* **PROBLEM TO WORK ON**: Keep only the lines of the listing that include the word "Journal", and copy them.

-- Start --

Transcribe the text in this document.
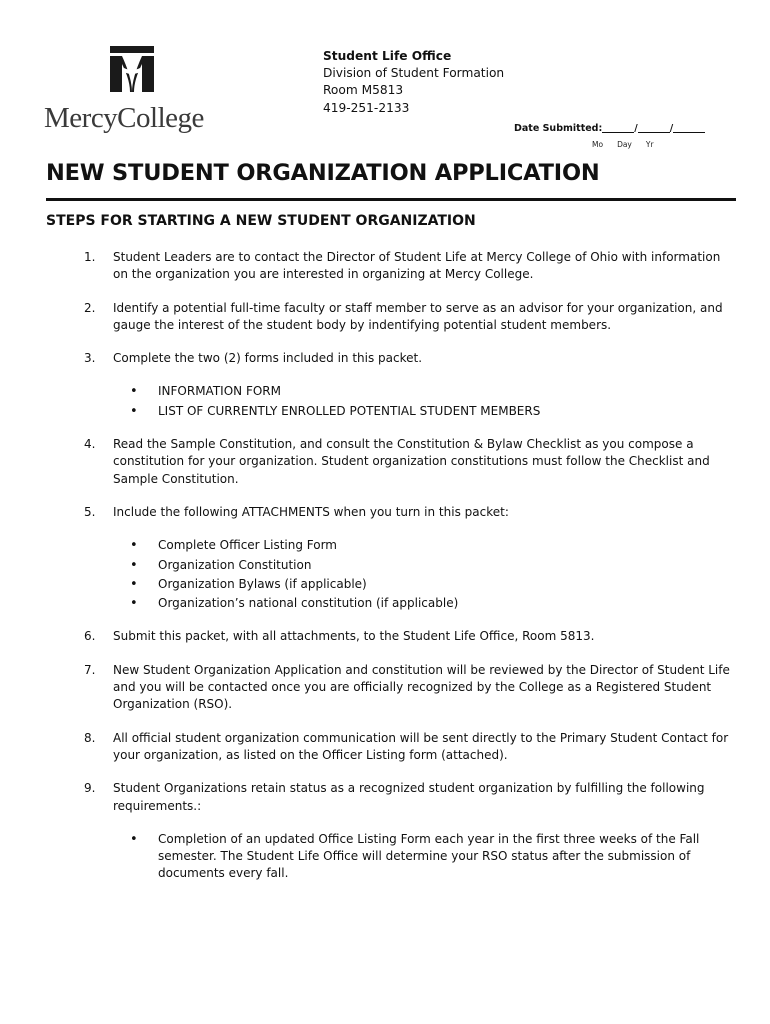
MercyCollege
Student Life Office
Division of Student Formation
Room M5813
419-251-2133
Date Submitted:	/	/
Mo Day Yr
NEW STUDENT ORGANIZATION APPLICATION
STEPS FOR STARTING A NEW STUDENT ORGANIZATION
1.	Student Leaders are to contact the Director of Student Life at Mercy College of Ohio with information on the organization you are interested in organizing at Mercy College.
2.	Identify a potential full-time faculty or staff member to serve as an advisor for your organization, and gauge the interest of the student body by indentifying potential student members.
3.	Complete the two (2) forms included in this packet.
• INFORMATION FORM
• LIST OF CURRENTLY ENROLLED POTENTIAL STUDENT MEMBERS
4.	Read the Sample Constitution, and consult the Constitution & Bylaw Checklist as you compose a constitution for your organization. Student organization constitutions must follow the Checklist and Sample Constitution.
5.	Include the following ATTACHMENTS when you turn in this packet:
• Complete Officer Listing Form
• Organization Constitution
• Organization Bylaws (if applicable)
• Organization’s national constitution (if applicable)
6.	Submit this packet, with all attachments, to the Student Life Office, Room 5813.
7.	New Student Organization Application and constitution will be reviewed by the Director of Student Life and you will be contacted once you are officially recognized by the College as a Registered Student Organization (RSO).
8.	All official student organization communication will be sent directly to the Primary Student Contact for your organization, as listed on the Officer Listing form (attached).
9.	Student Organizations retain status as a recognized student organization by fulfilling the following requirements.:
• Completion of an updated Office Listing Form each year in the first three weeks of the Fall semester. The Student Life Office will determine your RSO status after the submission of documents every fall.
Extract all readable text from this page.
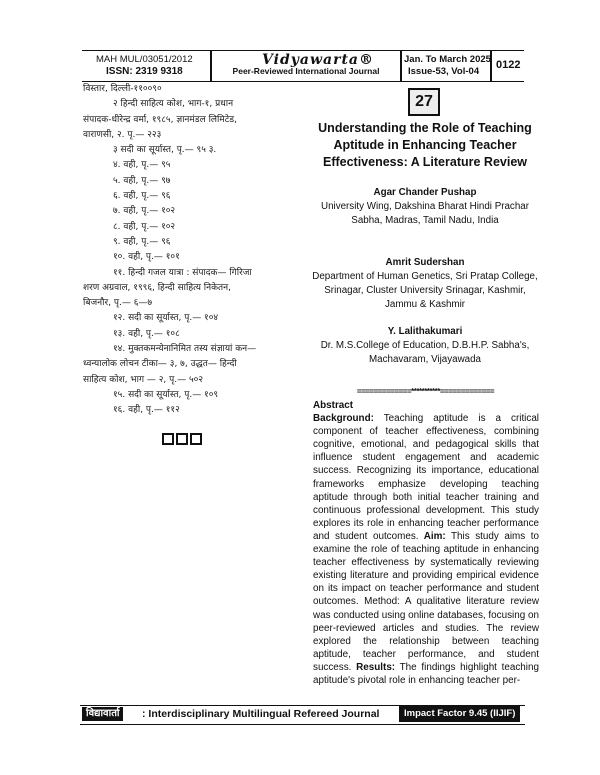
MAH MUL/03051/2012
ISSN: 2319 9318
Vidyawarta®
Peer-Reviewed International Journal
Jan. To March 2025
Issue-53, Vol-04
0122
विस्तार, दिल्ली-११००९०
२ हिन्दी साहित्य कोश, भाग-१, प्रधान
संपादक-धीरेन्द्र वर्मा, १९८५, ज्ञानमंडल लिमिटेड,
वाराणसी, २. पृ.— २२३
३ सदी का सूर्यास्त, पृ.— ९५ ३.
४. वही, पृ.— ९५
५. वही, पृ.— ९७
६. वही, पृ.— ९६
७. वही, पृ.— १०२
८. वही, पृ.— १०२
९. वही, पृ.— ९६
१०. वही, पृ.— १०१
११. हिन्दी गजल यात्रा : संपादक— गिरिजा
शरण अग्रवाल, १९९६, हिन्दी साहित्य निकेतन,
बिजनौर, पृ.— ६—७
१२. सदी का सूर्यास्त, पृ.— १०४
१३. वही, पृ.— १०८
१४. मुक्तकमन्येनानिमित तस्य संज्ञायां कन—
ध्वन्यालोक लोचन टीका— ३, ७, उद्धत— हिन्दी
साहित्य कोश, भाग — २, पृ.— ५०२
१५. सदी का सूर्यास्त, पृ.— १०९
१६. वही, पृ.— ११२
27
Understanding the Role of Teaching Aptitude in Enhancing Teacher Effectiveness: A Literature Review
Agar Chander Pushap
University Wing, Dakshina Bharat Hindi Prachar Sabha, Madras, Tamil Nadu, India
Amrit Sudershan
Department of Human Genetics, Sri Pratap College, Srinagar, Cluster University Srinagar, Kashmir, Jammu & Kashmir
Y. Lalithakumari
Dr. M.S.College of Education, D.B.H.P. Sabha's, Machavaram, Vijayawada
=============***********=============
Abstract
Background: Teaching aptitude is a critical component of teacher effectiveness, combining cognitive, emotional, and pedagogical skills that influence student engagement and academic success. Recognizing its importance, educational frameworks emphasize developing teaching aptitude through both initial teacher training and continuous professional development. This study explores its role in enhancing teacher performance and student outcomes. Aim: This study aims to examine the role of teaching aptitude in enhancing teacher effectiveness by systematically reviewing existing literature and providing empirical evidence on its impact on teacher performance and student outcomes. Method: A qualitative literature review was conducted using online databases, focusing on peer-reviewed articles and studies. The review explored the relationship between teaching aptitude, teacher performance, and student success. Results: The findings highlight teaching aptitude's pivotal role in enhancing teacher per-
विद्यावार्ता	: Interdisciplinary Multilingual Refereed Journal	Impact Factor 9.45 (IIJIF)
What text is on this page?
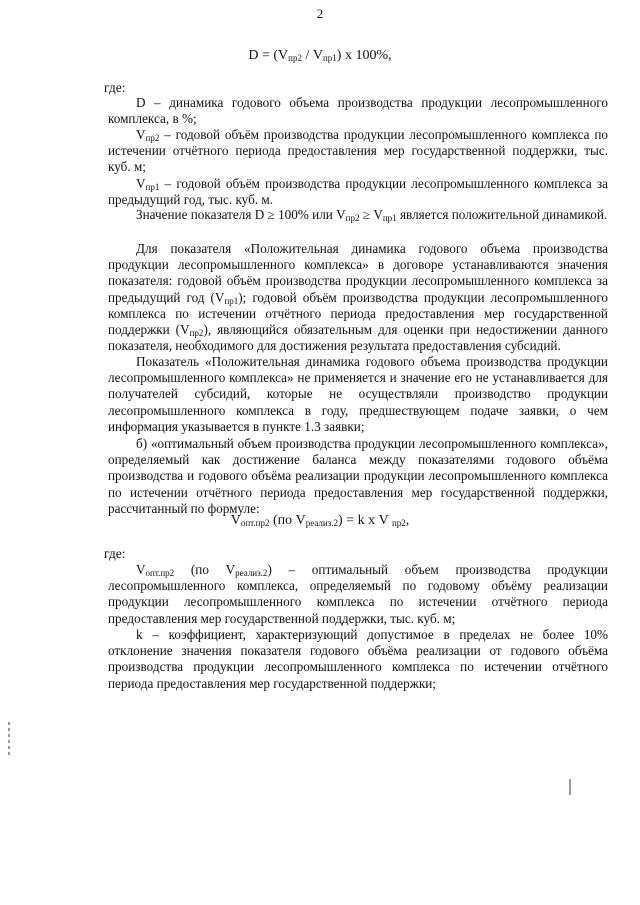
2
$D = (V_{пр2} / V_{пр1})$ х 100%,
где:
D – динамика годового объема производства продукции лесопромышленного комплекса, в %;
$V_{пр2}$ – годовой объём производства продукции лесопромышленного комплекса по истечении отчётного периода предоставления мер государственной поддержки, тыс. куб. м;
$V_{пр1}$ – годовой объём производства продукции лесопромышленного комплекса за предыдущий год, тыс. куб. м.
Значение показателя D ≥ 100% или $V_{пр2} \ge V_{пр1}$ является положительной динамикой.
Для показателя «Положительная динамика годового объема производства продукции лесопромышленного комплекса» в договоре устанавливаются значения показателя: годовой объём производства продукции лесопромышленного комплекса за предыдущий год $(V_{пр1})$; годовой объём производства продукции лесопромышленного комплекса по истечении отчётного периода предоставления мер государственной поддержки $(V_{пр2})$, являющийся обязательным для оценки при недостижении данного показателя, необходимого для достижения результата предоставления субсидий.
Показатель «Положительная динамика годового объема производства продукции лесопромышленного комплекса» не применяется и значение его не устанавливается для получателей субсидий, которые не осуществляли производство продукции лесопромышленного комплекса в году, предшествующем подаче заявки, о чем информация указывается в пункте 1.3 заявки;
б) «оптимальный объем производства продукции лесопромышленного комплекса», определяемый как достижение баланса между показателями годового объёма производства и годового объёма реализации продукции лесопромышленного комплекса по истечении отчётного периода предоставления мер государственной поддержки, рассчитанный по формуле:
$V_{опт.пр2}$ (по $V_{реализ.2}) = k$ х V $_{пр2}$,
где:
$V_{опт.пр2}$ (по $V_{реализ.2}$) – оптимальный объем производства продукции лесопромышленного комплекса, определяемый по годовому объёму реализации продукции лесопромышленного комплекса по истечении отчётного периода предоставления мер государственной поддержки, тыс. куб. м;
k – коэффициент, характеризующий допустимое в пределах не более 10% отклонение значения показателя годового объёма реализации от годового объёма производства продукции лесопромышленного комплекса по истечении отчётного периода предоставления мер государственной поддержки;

-- End --

* **EXPECTED ANSWER**:
Peer-Reviewed International Journal
विद्यावार्ता	: Interdisciplinary Multilingual Refereed Journal	Impact Factor 9.45 (IIJIF)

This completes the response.